# Stated task
Report every line in the listing that contains the string "structured".

# Materials provided
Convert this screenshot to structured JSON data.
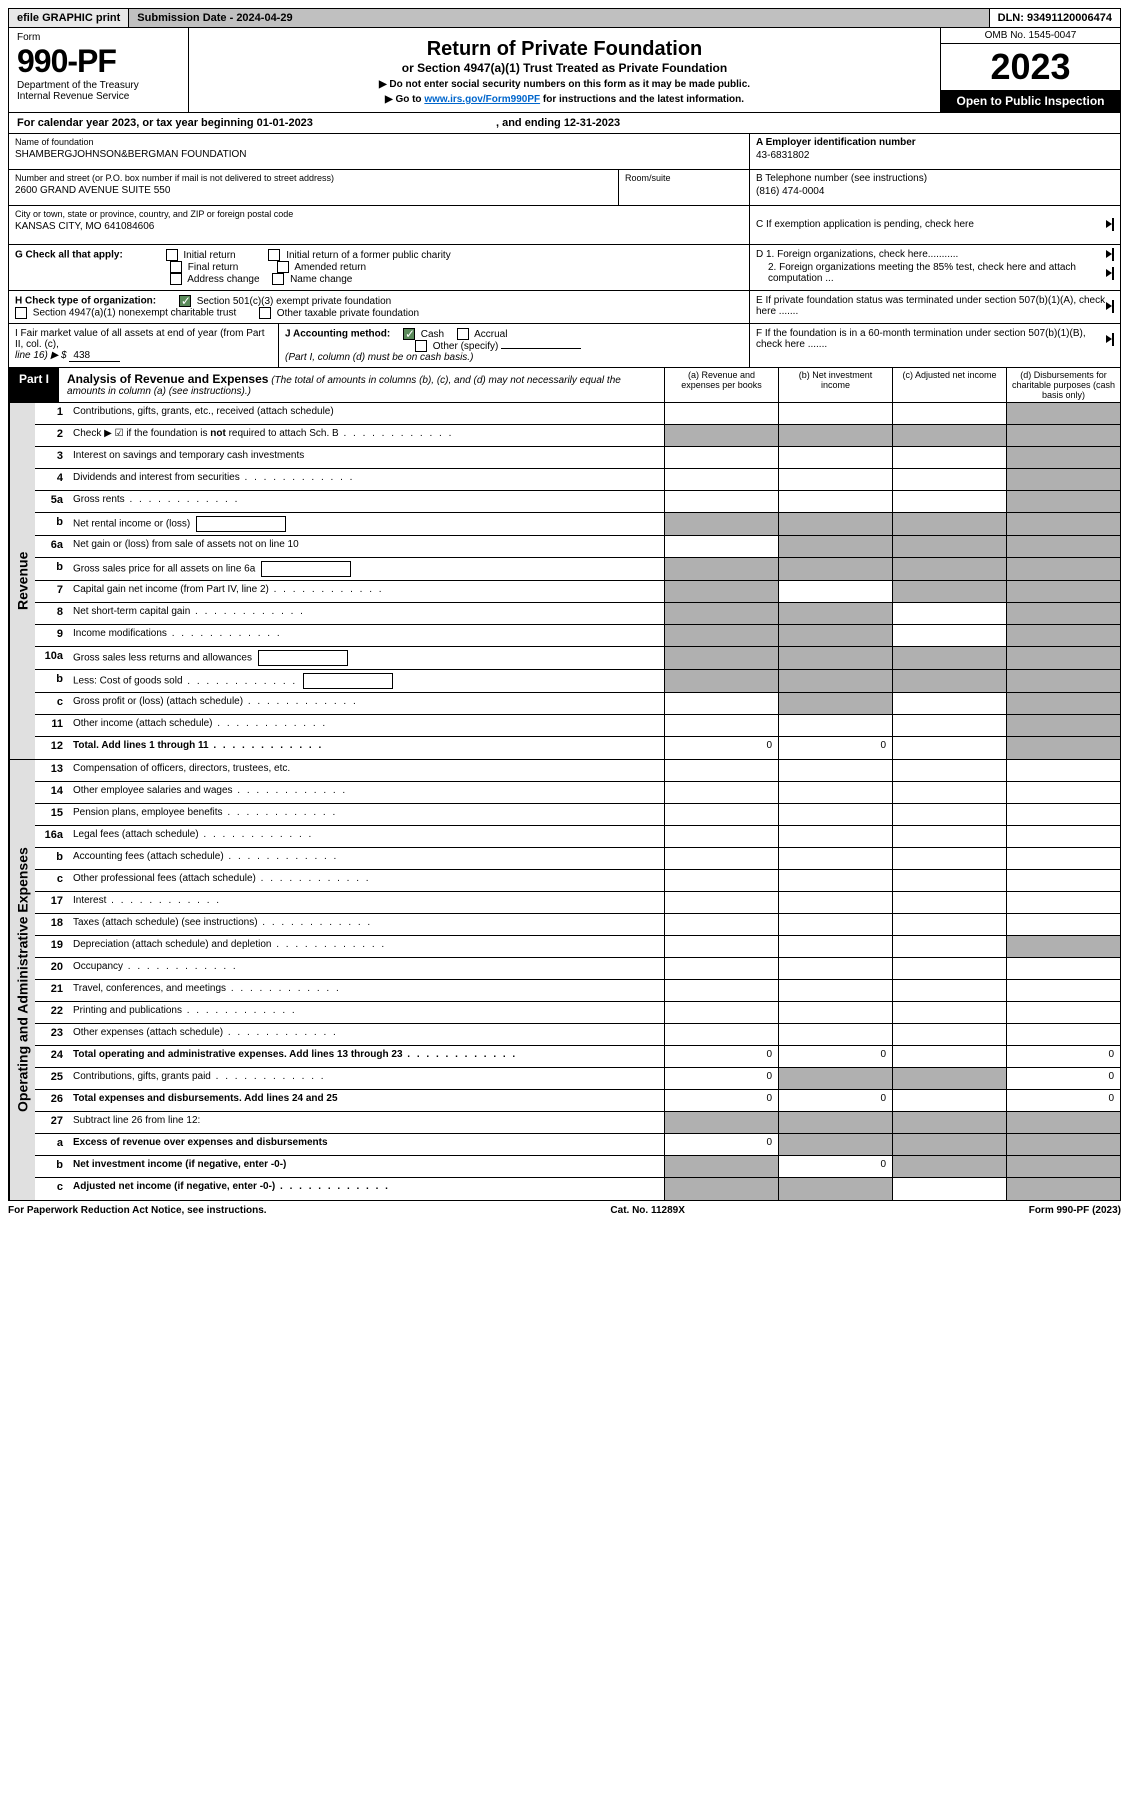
==
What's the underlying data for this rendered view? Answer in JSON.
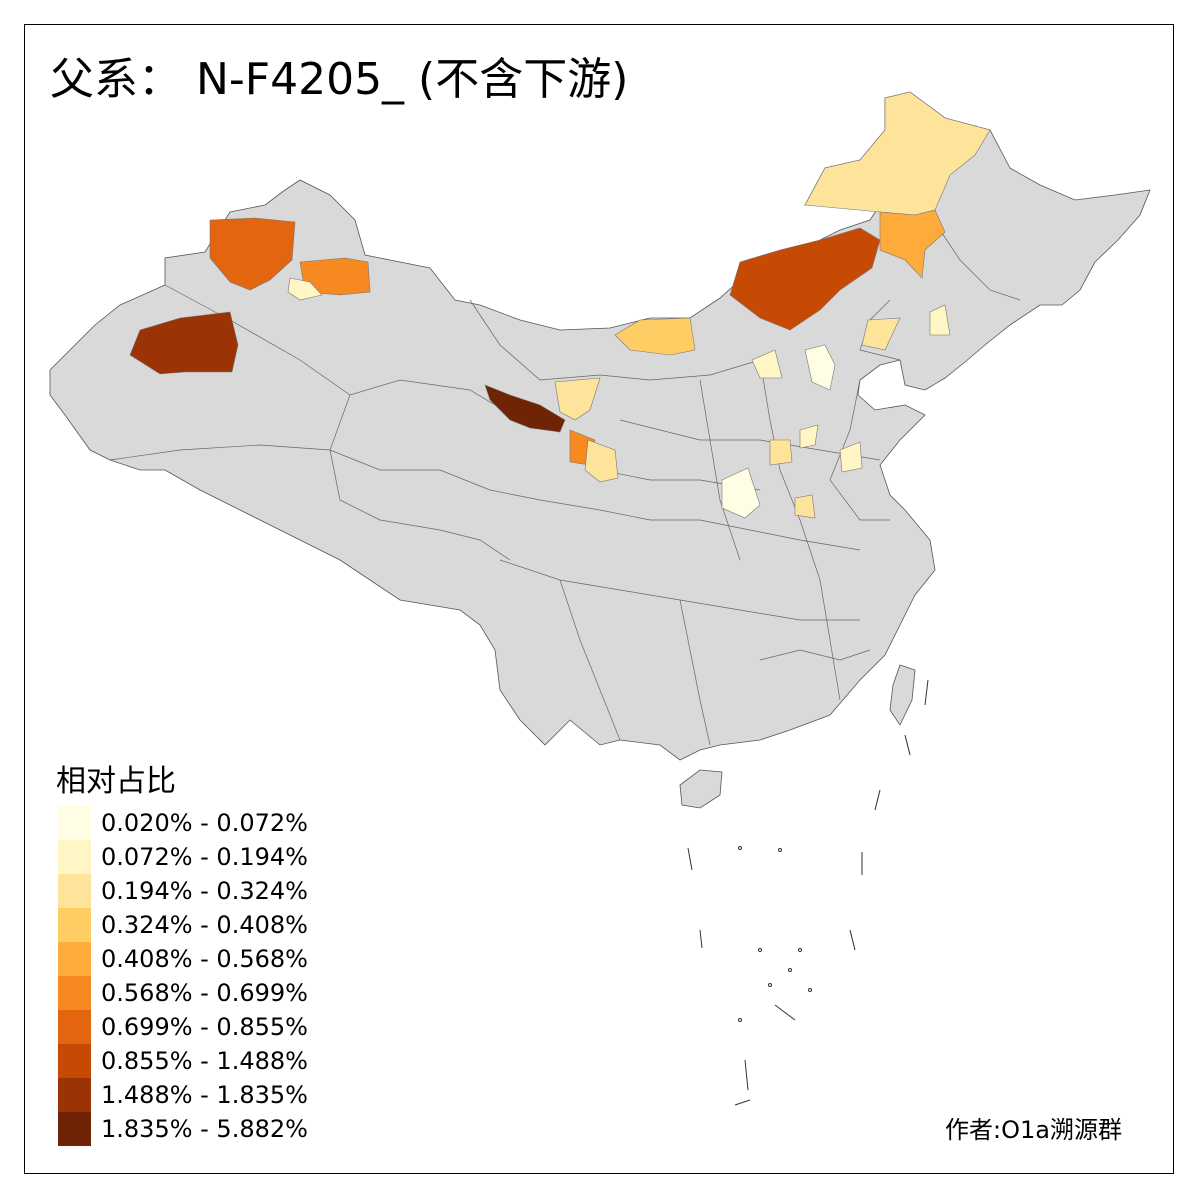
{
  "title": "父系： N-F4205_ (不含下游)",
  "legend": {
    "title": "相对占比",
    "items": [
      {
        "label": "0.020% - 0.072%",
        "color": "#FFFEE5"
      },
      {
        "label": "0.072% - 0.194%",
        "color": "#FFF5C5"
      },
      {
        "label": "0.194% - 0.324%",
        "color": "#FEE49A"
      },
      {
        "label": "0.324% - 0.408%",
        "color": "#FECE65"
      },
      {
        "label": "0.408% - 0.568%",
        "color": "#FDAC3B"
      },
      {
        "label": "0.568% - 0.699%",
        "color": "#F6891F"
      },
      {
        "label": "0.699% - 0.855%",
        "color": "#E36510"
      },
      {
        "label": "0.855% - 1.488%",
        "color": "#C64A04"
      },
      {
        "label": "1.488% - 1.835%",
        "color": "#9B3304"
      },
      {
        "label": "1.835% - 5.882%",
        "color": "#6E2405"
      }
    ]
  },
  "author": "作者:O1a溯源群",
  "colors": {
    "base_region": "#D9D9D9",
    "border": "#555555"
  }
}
--
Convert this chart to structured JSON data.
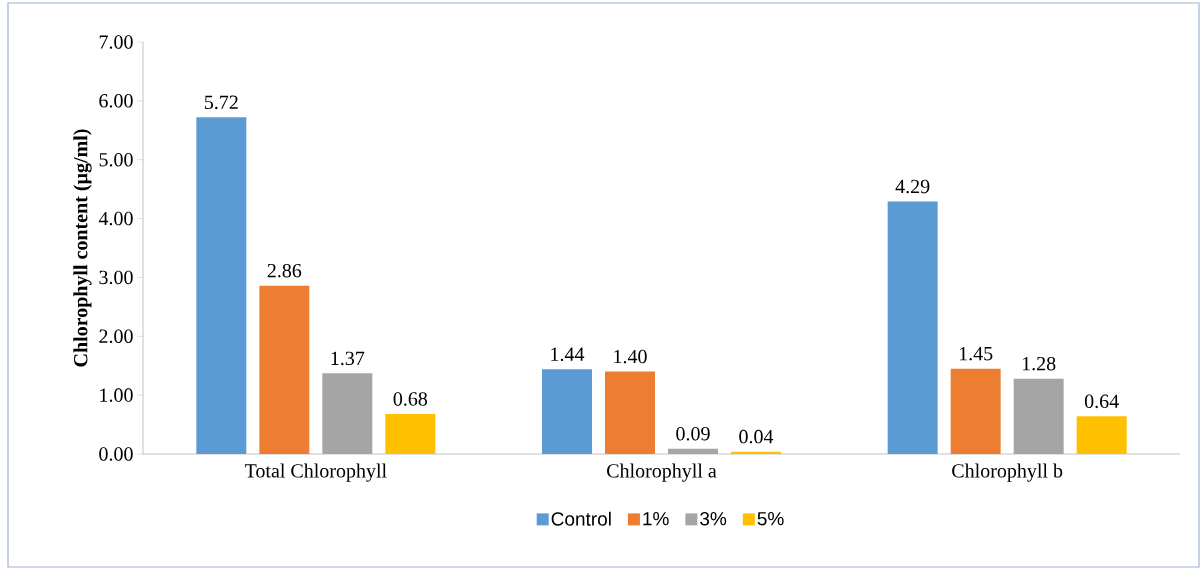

# The answer
Convert this screenshot to structured JSON data.
Convert this chart to structured JSON data.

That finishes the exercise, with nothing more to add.